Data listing
☆ ☆ ☆ ☆
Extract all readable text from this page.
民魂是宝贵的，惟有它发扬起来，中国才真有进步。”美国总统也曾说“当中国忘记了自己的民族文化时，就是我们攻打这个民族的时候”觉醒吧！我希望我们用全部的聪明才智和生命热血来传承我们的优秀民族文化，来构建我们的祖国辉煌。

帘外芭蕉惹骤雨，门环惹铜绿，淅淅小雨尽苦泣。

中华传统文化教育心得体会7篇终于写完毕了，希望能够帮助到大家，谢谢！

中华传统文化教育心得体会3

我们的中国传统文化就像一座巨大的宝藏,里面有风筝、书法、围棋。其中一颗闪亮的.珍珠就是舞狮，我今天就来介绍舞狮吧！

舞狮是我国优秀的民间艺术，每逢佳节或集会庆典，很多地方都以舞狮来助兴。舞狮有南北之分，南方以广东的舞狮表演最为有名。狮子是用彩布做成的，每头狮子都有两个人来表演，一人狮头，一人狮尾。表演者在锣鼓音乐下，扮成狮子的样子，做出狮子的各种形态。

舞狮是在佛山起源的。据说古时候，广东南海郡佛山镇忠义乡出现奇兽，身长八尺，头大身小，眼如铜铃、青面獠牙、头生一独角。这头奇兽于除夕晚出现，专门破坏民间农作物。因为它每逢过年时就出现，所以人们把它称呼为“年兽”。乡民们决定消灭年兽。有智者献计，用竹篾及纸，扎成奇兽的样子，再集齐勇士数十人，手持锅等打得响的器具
☆ ☆ ☆ ☆
:: Stated task ::
Copy every record exactly, with nothing added or dropped.

:: Task answer ::
Extract all readable text from this page.
民魂是宝贵的，惟有它发扬起来，中国才真有进步。”美国总统也曾说“当中国忘记了自己的民族文化时，就是我们攻打这个民族的时候”觉醒吧！我希望我们用全部的聪明才智和生命热血来传承我们的优秀民族文化，来构建我们的祖国辉煌。

帘外芭蕉惹骤雨，门环惹铜绿，淅淅小雨尽苦泣。

中华传统文化教育心得体会7篇终于写完毕了，希望能够帮助到大家，谢谢！

中华传统文化教育心得体会3

我们的中国传统文化就像一座巨大的宝藏,里面有风筝、书法、围棋。其中一颗闪亮的.珍珠就是舞狮，我今天就来介绍舞狮吧！

舞狮是我国优秀的民间艺术，每逢佳节或集会庆典，很多地方都以舞狮来助兴。舞狮有南北之分，南方以广东的舞狮表演最为有名。狮子是用彩布做成的，每头狮子都有两个人来表演，一人狮头，一人狮尾。表演者在锣鼓音乐下，扮成狮子的样子，做出狮子的各种形态。

舞狮是在佛山起源的。据说古时候，广东南海郡佛山镇忠义乡出现奇兽，身长八尺，头大身小，眼如铜铃、青面獠牙、头生一独角。这头奇兽于除夕晚出现，专门破坏民间农作物。因为它每逢过年时就出现，所以人们把它称呼为“年兽”。乡民们决定消灭年兽。有智者献计，用竹篾及纸，扎成奇兽的样子，再集齐勇士数十人，手持锅等打得响的器具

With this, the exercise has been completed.